:: ENTRIES SUPPLIED ::
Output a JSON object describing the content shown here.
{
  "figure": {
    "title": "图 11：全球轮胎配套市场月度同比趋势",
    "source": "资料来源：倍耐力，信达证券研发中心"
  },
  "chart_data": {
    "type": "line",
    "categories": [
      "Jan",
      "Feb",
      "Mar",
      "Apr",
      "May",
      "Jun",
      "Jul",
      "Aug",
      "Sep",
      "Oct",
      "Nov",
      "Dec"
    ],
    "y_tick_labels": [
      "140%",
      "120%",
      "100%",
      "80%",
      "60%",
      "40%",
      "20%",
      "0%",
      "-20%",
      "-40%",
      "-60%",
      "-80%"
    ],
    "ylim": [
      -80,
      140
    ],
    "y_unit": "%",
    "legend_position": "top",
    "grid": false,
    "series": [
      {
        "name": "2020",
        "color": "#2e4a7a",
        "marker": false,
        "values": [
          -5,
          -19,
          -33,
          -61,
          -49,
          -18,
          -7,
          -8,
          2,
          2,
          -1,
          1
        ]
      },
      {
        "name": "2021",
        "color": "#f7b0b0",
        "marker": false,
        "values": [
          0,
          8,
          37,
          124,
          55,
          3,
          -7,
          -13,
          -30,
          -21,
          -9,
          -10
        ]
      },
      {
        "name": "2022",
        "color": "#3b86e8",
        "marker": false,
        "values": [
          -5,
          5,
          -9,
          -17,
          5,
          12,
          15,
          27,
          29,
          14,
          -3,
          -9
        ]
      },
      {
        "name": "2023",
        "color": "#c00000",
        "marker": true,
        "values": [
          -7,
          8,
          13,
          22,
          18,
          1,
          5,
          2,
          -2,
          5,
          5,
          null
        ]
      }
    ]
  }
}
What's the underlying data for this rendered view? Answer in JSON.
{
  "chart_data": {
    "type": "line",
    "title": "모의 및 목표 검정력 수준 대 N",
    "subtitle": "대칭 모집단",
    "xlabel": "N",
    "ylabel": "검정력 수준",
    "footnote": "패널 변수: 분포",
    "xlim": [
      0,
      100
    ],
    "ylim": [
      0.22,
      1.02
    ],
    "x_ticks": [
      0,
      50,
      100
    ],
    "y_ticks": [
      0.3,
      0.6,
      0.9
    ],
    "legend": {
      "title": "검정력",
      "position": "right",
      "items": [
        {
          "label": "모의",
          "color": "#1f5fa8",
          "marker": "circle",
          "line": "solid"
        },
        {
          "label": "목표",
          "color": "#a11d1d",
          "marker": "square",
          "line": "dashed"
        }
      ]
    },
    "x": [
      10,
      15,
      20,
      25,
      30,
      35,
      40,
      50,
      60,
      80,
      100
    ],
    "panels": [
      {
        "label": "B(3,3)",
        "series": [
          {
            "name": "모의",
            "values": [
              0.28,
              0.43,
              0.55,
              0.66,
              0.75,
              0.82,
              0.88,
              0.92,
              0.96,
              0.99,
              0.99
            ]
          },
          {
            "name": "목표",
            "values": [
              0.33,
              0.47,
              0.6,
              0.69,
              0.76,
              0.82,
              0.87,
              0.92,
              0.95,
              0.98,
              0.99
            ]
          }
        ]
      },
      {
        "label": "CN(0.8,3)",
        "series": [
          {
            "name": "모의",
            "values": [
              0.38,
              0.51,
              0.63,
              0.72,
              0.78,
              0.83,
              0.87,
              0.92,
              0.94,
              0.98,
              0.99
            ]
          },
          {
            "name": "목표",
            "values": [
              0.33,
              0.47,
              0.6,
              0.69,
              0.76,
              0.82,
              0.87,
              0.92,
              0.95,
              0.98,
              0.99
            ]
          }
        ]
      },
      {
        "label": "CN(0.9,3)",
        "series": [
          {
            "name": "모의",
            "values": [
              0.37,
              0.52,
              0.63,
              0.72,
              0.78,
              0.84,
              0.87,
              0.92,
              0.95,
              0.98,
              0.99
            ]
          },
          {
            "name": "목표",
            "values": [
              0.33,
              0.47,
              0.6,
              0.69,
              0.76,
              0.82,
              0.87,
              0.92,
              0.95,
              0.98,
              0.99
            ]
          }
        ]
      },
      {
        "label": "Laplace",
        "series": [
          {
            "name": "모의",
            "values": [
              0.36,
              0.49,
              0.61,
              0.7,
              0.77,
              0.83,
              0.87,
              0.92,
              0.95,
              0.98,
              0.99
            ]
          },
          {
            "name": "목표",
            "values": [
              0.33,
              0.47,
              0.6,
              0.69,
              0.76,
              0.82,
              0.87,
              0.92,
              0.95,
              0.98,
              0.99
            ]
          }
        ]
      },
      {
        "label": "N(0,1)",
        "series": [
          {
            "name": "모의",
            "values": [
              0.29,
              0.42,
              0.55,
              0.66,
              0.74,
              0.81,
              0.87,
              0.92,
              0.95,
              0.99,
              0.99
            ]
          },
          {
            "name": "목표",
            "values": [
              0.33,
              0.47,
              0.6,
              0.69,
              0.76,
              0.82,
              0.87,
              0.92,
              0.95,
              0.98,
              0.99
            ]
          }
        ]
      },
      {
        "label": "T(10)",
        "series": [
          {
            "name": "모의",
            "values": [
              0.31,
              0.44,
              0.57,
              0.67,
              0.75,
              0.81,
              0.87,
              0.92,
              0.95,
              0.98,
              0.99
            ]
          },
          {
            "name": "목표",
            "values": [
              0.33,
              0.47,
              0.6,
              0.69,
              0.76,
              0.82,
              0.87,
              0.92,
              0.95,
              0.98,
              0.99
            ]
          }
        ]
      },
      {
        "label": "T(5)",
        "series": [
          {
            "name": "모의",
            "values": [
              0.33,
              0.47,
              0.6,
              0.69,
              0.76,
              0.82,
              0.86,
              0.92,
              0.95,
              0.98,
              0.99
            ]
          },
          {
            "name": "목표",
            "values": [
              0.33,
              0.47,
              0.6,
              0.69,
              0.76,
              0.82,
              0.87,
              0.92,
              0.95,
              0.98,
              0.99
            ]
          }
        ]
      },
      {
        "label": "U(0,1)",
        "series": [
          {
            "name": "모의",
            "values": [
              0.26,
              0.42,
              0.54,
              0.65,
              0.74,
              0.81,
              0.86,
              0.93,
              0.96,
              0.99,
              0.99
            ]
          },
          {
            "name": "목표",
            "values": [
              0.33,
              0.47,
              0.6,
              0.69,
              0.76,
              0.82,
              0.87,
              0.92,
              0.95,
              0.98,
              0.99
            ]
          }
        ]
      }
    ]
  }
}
:::
▶ **WORK TO COMPLETE**
Quote the entire listing above exactly.

▶ **OUTPUT FOR THIS EXERCISE**
Output a JSON object describing the content shown here.
{
  "figure": {
    "title": "图 11：全球轮胎配套市场月度同比趋势",
    "source": "资料来源：倍耐力，信达证券研发中心"
  },
  "chart_data": {
    "type": "line",
    "categories": [
      "Jan",
      "Feb",
      "Mar",
      "Apr",
      "May",
      "Jun",
      "Jul",
      "Aug",
      "Sep",
      "Oct",
      "Nov",
      "Dec"
    ],
    "y_tick_labels": [
      "140%",
      "120%",
      "100%",
      "80%",
      "60%",
      "40%",
      "20%",
      "0%",
      "-20%",
      "-40%",
      "-60%",
      "-80%"
    ],
    "ylim": [
      -80,
      140
    ],
    "y_unit": "%",
    "legend_position": "top",
    "grid": false,
    "series": [
      {
        "name": "2020",
        "color": "#2e4a7a",
        "marker": false,
        "values": [
          -5,
          -19,
          -33,
          -61,
          -49,
          -18,
          -7,
          -8,
          2,
          2,
          -1,
          1
        ]
      },
      {
        "name": "2021",
        "color": "#f7b0b0",
        "marker": false,
        "values": [
          0,
          8,
          37,
          124,
          55,
          3,
          -7,
          -13,
          -30,
          -21,
          -9,
          -10
        ]
      },
      {
        "name": "2022",
        "color": "#3b86e8",
        "marker": false,
        "values": [
          -5,
          5,
          -9,
          -17,
          5,
          12,
          15,
          27,
          29,
          14,
          -3,
          -9
        ]
      },
      {
        "name": "2023",
        "color": "#c00000",
        "marker": true,
        "values": [
          -7,
          8,
          13,
          22,
          18,
          1,
          5,
          2,
          -2,
          5,
          5,
          null
        ]
      }
    ]
  }
}
What's the underlying data for this rendered view? Answer in JSON.
{
  "chart_data": {
    "type": "line",
    "title": "모의 및 목표 검정력 수준 대 N",
    "subtitle": "대칭 모집단",
    "xlabel": "N",
    "ylabel": "검정력 수준",
    "footnote": "패널 변수: 분포",
    "xlim": [
      0,
      100
    ],
    "ylim": [
      0.22,
      1.02
    ],
    "x_ticks": [
      0,
      50,
      100
    ],
    "y_ticks": [
      0.3,
      0.6,
      0.9
    ],
    "legend": {
      "title": "검정력",
      "position": "right",
      "items": [
        {
          "label": "모의",
          "color": "#1f5fa8",
          "marker": "circle",
          "line": "solid"
        },
        {
          "label": "목표",
          "color": "#a11d1d",
          "marker": "square",
          "line": "dashed"
        }
      ]
    },
    "x": [
      10,
      15,
      20,
      25,
      30,
      35,
      40,
      50,
      60,
      80,
      100
    ],
    "panels": [
      {
        "label": "B(3,3)",
        "series": [
          {
            "name": "모의",
            "values": [
              0.28,
              0.43,
              0.55,
              0.66,
              0.75,
              0.82,
              0.88,
              0.92,
              0.96,
              0.99,
              0.99
            ]
          },
          {
            "name": "목표",
            "values": [
              0.33,
              0.47,
              0.6,
              0.69,
              0.76,
              0.82,
              0.87,
              0.92,
              0.95,
              0.98,
              0.99
            ]
          }
        ]
      },
      {
        "label": "CN(0.8,3)",
        "series": [
          {
            "name": "모의",
            "values": [
              0.38,
              0.51,
              0.63,
              0.72,
              0.78,
              0.83,
              0.87,
              0.92,
              0.94,
              0.98,
              0.99
            ]
          },
          {
            "name": "목표",
            "values": [
              0.33,
              0.47,
              0.6,
              0.69,
              0.76,
              0.82,
              0.87,
              0.92,
              0.95,
              0.98,
              0.99
            ]
          }
        ]
      },
      {
        "label": "CN(0.9,3)",
        "series": [
          {
            "name": "모의",
            "values": [
              0.37,
              0.52,
              0.63,
              0.72,
              0.78,
              0.84,
              0.87,
              0.92,
              0.95,
              0.98,
              0.99
            ]
          },
          {
            "name": "목표",
            "values": [
              0.33,
              0.47,
              0.6,
              0.69,
              0.76,
              0.82,
              0.87,
              0.92,
              0.95,
              0.98,
              0.99
            ]
          }
        ]
      },
      {
        "label": "Laplace",
        "series": [
          {
            "name": "모의",
            "values": [
              0.36,
              0.49,
              0.61,
              0.7,
              0.77,
              0.83,
              0.87,
              0.92,
              0.95,
              0.98,
              0.99
            ]
          },
          {
            "name": "목표",
            "values": [
              0.33,
              0.47,
              0.6,
              0.69,
              0.76,
              0.82,
              0.87,
              0.92,
              0.95,
              0.98,
              0.99
            ]
          }
        ]
      },
      {
        "label": "N(0,1)",
        "series": [
          {
            "name": "모의",
            "values": [
              0.29,
              0.42,
              0.55,
              0.66,
              0.74,
              0.81,
              0.87,
              0.92,
              0.95,
              0.99,
              0.99
            ]
          },
          {
            "name": "목표",
            "values": [
              0.33,
              0.47,
              0.6,
              0.69,
              0.76,
              0.82,
              0.87,
              0.92,
              0.95,
              0.98,
              0.99
            ]
          }
        ]
      },
      {
        "label": "T(10)",
        "series": [
          {
            "name": "모의",
            "values": [
              0.31,
              0.44,
              0.57,
              0.67,
              0.75,
              0.81,
              0.87,
              0.92,
              0.95,
              0.98,
              0.99
            ]
          },
          {
            "name": "목표",
            "values": [
              0.33,
              0.47,
              0.6,
              0.69,
              0.76,
              0.82,
              0.87,
              0.92,
              0.95,
              0.98,
              0.99
            ]
          }
        ]
      },
      {
        "label": "T(5)",
        "series": [
          {
            "name": "모의",
            "values": [
              0.33,
              0.47,
              0.6,
              0.69,
              0.76,
              0.82,
              0.86,
              0.92,
              0.95,
              0.98,
              0.99
            ]
          },
          {
            "name": "목표",
            "values": [
              0.33,
              0.47,
              0.6,
              0.69,
              0.76,
              0.82,
              0.87,
              0.92,
              0.95,
              0.98,
              0.99
            ]
          }
        ]
      },
      {
        "label": "U(0,1)",
        "series": [
          {
            "name": "모의",
            "values": [
              0.26,
              0.42,
              0.54,
              0.65,
              0.74,
              0.81,
              0.86,
              0.93,
              0.96,
              0.99,
              0.99
            ]
          },
          {
            "name": "목표",
            "values": [
              0.33,
              0.47,
              0.6,
              0.69,
              0.76,
              0.82,
              0.87,
              0.92,
              0.95,
              0.98,
              0.99
            ]
          }
        ]
      }
    ]
  }
}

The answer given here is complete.